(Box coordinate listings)
= = = = = = =
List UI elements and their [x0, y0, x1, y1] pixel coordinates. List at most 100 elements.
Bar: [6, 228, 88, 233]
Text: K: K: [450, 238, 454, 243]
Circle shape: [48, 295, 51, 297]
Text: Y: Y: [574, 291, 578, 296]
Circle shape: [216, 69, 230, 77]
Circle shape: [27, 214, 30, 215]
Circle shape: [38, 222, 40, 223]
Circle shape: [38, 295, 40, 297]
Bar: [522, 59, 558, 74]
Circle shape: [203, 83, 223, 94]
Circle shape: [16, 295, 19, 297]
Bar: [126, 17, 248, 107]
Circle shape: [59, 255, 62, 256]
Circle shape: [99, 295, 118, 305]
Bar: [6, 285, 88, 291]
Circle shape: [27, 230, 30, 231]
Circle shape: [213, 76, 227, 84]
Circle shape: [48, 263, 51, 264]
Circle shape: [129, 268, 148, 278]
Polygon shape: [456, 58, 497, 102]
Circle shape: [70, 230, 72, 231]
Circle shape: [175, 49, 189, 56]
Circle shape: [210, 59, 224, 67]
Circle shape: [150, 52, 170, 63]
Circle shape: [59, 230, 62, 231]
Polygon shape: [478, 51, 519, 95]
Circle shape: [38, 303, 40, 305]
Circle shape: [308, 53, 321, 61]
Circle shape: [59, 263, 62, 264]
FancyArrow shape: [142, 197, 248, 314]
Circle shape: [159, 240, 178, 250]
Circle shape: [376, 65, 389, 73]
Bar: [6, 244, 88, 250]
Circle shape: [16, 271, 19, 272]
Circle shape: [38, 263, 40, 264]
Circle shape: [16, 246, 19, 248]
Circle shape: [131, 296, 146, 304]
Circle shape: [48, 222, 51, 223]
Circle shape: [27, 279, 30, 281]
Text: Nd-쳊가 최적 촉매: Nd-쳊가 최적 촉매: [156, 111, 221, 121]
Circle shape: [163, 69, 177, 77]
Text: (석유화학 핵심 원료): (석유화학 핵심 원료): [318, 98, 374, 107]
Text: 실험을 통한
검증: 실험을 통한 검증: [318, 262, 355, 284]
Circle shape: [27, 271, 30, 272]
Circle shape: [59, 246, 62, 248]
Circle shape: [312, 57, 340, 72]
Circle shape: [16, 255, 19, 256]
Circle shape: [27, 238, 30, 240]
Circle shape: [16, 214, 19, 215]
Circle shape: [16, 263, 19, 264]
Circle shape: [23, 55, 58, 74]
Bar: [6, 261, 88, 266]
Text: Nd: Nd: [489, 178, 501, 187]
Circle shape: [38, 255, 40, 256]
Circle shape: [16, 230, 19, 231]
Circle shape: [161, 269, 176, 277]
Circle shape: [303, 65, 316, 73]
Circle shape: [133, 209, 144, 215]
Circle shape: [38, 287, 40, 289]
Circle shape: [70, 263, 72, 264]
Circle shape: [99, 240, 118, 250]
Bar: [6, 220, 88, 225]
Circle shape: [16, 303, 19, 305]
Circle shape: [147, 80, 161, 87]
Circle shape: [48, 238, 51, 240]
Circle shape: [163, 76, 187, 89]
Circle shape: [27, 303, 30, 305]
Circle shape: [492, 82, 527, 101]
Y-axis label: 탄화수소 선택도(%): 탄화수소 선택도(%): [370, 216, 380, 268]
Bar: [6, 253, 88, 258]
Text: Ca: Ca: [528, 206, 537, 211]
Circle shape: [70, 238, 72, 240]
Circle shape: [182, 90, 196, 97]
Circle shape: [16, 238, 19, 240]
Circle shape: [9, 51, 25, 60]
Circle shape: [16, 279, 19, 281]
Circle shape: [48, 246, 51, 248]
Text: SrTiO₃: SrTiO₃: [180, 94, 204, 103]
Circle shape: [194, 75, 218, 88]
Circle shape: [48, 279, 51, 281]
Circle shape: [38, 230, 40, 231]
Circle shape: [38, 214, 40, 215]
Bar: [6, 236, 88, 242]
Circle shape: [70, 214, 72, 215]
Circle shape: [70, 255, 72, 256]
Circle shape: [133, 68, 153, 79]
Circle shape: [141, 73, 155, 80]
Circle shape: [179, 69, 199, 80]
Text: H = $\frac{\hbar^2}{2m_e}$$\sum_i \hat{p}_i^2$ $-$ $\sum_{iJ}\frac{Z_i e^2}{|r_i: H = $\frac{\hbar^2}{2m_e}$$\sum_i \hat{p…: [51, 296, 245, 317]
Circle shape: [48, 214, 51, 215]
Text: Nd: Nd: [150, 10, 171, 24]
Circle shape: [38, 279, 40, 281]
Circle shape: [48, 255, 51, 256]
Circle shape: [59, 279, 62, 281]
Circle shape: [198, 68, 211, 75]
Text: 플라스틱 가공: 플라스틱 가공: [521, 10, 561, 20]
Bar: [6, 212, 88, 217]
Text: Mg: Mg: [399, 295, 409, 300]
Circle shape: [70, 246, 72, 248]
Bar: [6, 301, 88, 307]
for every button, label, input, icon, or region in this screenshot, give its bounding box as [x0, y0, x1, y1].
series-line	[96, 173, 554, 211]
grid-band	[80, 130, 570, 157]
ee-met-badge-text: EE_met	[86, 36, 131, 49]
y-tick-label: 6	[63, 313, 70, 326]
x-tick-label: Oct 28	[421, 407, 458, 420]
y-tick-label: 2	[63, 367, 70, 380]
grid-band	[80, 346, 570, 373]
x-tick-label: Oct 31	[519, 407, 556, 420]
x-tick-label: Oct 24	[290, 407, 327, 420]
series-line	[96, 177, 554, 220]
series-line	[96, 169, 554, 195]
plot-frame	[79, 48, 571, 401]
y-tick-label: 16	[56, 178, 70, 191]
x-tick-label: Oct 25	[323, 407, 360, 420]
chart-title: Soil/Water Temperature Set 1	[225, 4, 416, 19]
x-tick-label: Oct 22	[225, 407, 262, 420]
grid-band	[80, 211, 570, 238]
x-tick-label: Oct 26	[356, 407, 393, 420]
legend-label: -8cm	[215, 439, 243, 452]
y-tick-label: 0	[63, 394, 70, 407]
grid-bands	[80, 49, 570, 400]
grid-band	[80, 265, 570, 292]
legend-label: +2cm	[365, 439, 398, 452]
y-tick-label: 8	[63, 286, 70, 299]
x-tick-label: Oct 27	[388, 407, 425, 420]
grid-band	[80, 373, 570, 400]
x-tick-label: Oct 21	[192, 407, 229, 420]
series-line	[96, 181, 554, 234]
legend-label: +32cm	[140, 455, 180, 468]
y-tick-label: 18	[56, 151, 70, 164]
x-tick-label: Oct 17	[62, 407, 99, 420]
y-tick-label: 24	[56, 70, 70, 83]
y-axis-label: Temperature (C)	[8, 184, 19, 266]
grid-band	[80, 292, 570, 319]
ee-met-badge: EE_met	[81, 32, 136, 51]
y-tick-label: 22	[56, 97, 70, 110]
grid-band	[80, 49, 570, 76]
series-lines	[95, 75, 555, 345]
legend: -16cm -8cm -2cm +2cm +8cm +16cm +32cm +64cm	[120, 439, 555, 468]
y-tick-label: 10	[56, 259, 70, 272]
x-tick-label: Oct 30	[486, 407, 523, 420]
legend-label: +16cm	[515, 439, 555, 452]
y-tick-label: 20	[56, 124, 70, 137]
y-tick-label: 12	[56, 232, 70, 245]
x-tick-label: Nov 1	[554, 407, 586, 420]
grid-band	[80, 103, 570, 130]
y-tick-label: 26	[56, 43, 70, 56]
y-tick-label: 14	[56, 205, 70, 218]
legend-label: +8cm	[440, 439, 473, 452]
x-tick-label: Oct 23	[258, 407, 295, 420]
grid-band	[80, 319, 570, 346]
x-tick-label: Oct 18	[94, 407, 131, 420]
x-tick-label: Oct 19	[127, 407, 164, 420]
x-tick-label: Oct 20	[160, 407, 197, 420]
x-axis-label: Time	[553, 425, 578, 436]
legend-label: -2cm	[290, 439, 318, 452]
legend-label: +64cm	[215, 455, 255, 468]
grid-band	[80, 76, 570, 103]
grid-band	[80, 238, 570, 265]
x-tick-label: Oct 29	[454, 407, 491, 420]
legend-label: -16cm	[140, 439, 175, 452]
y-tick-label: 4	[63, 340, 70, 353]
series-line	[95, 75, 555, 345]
= = = = = = =
- [STATED TASK] Convert the lines, from the first one up to and including the line with "Circle shape: [99, 295, 118, 305]", into a Markdown table with the columns Row and Line, leaving out any blank lines.

- [COMPLETE OUTPUT]
| Row | Line |
|---|---|
| 1 | List UI elements and their [x0, y0, x1, y1] pixel coordinates. List at most 100 elements. |
| 2 | Bar: [6, 228, 88, 233] |
| 3 | Text: K: K: [450, 238, 454, 243] |
| 4 | Circle shape: [48, 295, 51, 297] |
| 5 | Text: Y: Y: [574, 291, 578, 296] |
| 6 | Circle shape: [216, 69, 230, 77] |
| 7 | Circle shape: [27, 214, 30, 215] |
| 8 | Circle shape: [38, 222, 40, 223] |
| 9 | Circle shape: [38, 295, 40, 297] |
| 10 | Bar: [522, 59, 558, 74] |
| 11 | Circle shape: [203, 83, 223, 94] |
| 12 | Circle shape: [16, 295, 19, 297] |
| 13 | Bar: [126, 17, 248, 107] |
| 14 | Circle shape: [59, 255, 62, 256] |
| 15 | Circle shape: [99, 295, 118, 305] |